Do this: Reproduce the records below in full and without edits, omitting images.

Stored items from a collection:
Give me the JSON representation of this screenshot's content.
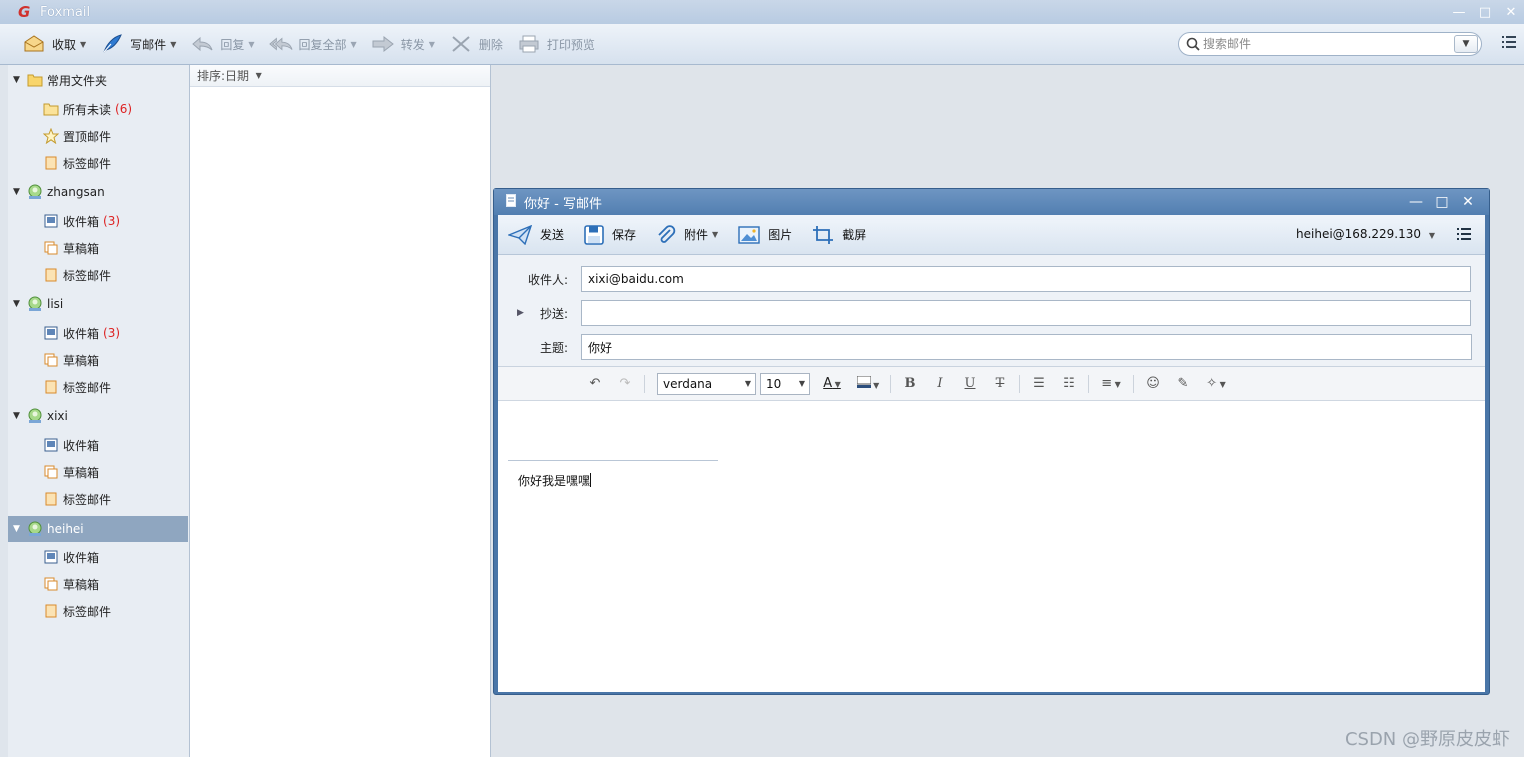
{
  "app": {
    "title": "Foxmail",
    "logo_glyph": "G"
  },
  "window_controls": {
    "minimize": "—",
    "maximize": "□",
    "close": "✕"
  },
  "toolbar": {
    "receive": "收取",
    "compose": "写邮件",
    "reply": "回复",
    "reply_all": "回复全部",
    "forward": "转发",
    "delete": "删除",
    "print_preview": "打印预览"
  },
  "search": {
    "placeholder": "搜索邮件"
  },
  "folders": {
    "common": {
      "label": "常用文件夹",
      "items": [
        {
          "label": "所有未读",
          "count": "(6)"
        },
        {
          "label": "置顶邮件"
        },
        {
          "label": "标签邮件"
        }
      ]
    },
    "accounts": [
      {
        "name": "zhangsan",
        "inbox": "收件箱",
        "inbox_count": "(3)",
        "drafts": "草稿箱",
        "tagged": "标签邮件"
      },
      {
        "name": "lisi",
        "inbox": "收件箱",
        "inbox_count": "(3)",
        "drafts": "草稿箱",
        "tagged": "标签邮件"
      },
      {
        "name": "xixi",
        "inbox": "收件箱",
        "drafts": "草稿箱",
        "tagged": "标签邮件"
      },
      {
        "name": "heihei",
        "inbox": "收件箱",
        "drafts": "草稿箱",
        "tagged": "标签邮件"
      }
    ]
  },
  "maillist": {
    "sort_label": "排序:日期"
  },
  "compose": {
    "title": "你好 - 写邮件",
    "toolbar": {
      "send": "发送",
      "save": "保存",
      "attach": "附件",
      "image": "图片",
      "screenshot": "截屏",
      "account": "heihei@168.229.130"
    },
    "to_label": "收件人:",
    "to_value": "xixi@baidu.com",
    "cc_label": "抄送:",
    "cc_value": "",
    "subject_label": "主题:",
    "subject_value": "你好",
    "font_family": "verdana",
    "font_size": "10",
    "body": "你好我是嘿嘿"
  },
  "watermark": "CSDN @野原皮皮虾",
  "colors": {
    "accent": "#4a76a8",
    "count_red": "#d22222",
    "selected_row": "#8fa6c0"
  }
}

Answer for this exercise:
Give me the JSON representation of this screenshot's content.
{
  "app": {
    "title": "Foxmail",
    "logo_glyph": "G"
  },
  "window_controls": {
    "minimize": "—",
    "maximize": "□",
    "close": "✕"
  },
  "toolbar": {
    "receive": "收取",
    "compose": "写邮件",
    "reply": "回复",
    "reply_all": "回复全部",
    "forward": "转发",
    "delete": "删除",
    "print_preview": "打印预览"
  },
  "search": {
    "placeholder": "搜索邮件"
  },
  "folders": {
    "common": {
      "label": "常用文件夹",
      "items": [
        {
          "label": "所有未读",
          "count": "(6)"
        },
        {
          "label": "置顶邮件"
        },
        {
          "label": "标签邮件"
        }
      ]
    },
    "accounts": [
      {
        "name": "zhangsan",
        "inbox": "收件箱",
        "inbox_count": "(3)",
        "drafts": "草稿箱",
        "tagged": "标签邮件"
      },
      {
        "name": "lisi",
        "inbox": "收件箱",
        "inbox_count": "(3)",
        "drafts": "草稿箱",
        "tagged": "标签邮件"
      },
      {
        "name": "xixi",
        "inbox": "收件箱",
        "drafts": "草稿箱",
        "tagged": "标签邮件"
      },
      {
        "name": "heihei",
        "inbox": "收件箱",
        "drafts": "草稿箱",
        "tagged": "标签邮件"
      }
    ]
  },
  "maillist": {
    "sort_label": "排序:日期"
  },
  "compose": {
    "title": "你好 - 写邮件",
    "toolbar": {
      "send": "发送",
      "save": "保存",
      "attach": "附件",
      "image": "图片",
      "screenshot": "截屏",
      "account": "heihei@168.229.130"
    },
    "to_label": "收件人:",
    "to_value": "xixi@baidu.com",
    "cc_label": "抄送:",
    "cc_value": "",
    "subject_label": "主题:",
    "subject_value": "你好",
    "font_family": "verdana",
    "font_size": "10",
    "body": "你好我是嘿嘿"
  },
  "watermark": "CSDN @野原皮皮虾",
  "colors": {
    "accent": "#4a76a8",
    "count_red": "#d22222",
    "selected_row": "#8fa6c0"
  }
}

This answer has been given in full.